Exercise material »
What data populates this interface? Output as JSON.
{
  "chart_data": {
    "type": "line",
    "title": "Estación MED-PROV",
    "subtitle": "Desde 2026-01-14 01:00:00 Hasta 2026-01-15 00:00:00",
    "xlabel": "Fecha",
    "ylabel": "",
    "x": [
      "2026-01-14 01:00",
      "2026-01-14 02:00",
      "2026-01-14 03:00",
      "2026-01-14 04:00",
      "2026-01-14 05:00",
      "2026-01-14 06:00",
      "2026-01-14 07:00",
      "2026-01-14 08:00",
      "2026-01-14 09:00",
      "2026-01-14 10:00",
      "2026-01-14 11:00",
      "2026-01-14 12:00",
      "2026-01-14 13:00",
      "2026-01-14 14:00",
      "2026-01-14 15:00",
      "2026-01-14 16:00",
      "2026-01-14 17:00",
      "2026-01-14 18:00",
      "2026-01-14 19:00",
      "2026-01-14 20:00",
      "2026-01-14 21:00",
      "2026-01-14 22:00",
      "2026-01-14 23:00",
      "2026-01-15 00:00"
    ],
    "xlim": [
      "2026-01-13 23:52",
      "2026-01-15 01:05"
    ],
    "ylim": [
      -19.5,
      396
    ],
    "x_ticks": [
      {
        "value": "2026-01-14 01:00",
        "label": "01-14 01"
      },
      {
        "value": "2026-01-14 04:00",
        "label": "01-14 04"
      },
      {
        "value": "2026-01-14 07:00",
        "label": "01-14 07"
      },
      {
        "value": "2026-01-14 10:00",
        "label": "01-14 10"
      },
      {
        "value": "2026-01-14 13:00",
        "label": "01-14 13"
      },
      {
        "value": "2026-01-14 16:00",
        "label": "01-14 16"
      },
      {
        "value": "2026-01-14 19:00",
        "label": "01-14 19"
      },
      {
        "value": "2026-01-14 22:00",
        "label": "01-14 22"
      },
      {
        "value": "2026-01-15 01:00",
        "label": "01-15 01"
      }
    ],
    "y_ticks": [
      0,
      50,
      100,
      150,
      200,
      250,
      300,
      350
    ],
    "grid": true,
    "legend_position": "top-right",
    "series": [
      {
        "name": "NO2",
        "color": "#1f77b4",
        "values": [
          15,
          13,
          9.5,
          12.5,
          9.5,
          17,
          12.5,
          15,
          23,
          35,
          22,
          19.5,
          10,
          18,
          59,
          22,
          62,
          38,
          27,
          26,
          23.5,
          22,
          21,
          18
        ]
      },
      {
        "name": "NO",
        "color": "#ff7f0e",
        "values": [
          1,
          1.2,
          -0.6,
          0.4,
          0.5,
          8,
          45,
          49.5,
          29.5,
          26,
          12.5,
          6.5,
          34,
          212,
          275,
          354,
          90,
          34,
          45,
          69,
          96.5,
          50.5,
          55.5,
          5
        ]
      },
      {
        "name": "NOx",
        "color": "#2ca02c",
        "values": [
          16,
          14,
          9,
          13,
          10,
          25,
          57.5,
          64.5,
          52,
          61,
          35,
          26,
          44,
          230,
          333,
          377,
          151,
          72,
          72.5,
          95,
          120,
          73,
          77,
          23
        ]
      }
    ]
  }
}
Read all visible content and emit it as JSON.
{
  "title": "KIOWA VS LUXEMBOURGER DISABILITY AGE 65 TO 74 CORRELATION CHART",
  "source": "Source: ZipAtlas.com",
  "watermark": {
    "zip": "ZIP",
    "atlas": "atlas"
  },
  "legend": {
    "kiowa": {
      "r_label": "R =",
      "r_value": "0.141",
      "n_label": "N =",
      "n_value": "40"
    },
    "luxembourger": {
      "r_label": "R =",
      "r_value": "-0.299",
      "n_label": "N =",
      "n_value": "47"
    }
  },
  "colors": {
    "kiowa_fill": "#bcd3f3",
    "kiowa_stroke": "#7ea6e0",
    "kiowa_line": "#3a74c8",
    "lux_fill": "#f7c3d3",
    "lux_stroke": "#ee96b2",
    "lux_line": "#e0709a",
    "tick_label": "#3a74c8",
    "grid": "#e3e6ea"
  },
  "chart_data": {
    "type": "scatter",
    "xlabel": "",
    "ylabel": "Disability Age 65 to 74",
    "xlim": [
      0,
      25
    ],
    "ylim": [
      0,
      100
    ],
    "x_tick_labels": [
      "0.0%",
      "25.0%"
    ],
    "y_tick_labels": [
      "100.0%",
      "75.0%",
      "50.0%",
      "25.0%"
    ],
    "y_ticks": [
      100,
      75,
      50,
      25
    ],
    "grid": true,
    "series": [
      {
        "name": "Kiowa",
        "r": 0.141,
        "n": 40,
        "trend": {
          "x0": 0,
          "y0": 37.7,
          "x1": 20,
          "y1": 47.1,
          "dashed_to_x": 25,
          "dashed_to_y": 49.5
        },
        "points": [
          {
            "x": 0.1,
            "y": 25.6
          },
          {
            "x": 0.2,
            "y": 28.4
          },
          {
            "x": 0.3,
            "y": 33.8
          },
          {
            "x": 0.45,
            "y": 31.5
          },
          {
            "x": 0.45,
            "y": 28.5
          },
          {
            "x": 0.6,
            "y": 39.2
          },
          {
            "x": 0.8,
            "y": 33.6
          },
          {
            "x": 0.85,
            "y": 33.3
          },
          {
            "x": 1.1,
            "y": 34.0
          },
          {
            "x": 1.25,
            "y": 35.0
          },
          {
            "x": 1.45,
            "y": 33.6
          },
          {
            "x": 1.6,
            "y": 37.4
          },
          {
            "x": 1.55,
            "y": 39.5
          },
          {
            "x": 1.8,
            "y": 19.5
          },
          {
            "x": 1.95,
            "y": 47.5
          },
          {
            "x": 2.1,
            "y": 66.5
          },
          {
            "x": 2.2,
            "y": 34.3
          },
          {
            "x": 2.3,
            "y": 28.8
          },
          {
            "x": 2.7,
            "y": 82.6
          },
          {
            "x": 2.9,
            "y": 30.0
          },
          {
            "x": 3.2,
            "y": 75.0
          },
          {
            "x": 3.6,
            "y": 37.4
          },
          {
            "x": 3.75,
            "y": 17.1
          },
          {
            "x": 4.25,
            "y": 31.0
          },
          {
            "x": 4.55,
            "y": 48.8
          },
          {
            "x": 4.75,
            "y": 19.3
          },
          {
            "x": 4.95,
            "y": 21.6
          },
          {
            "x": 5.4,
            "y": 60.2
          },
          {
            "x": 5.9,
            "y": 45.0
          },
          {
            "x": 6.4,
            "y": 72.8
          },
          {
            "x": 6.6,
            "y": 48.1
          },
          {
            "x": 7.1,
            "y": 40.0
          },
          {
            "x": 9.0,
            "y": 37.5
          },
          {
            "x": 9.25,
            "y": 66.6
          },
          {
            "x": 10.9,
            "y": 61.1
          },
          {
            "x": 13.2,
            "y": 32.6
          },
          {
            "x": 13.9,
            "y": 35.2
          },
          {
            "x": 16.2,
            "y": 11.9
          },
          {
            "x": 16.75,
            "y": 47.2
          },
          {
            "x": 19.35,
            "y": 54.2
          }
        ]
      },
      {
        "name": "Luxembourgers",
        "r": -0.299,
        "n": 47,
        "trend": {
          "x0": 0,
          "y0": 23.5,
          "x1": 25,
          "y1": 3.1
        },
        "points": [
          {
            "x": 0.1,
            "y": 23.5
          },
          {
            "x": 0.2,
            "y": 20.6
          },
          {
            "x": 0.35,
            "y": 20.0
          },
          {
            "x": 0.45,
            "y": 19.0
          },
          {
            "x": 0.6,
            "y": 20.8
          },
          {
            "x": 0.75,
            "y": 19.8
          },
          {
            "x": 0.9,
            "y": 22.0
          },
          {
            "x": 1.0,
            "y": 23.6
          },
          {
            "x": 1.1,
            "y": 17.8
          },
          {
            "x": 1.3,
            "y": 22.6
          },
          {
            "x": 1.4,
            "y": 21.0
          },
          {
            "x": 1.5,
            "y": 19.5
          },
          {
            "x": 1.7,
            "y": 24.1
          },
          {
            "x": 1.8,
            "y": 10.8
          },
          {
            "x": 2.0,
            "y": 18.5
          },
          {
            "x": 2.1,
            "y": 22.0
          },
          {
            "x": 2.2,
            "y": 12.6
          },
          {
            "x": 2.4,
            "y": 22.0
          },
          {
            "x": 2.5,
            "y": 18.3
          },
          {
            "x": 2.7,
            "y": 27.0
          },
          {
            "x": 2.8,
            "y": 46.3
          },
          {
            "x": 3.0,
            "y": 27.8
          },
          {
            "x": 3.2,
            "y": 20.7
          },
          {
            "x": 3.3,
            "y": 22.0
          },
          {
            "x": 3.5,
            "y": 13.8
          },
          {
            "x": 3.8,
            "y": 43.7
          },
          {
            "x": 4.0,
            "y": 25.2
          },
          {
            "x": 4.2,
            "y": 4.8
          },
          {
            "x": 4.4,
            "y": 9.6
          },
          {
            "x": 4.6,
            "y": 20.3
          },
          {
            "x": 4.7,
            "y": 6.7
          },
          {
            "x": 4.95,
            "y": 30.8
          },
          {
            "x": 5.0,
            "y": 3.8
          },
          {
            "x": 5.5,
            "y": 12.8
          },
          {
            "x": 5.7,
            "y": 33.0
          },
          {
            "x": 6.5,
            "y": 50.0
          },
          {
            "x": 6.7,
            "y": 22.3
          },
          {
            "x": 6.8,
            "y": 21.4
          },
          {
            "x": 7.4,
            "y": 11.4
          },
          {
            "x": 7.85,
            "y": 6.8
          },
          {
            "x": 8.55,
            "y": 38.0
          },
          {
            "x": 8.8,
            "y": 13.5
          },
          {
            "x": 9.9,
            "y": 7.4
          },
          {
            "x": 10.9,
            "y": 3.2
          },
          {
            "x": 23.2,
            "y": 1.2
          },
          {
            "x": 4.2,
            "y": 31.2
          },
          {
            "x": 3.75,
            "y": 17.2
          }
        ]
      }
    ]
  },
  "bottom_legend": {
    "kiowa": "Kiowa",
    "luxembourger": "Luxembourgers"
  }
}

Exercise » Count each line where the string "ylabel" occurs, and write only the number.

The answer » 2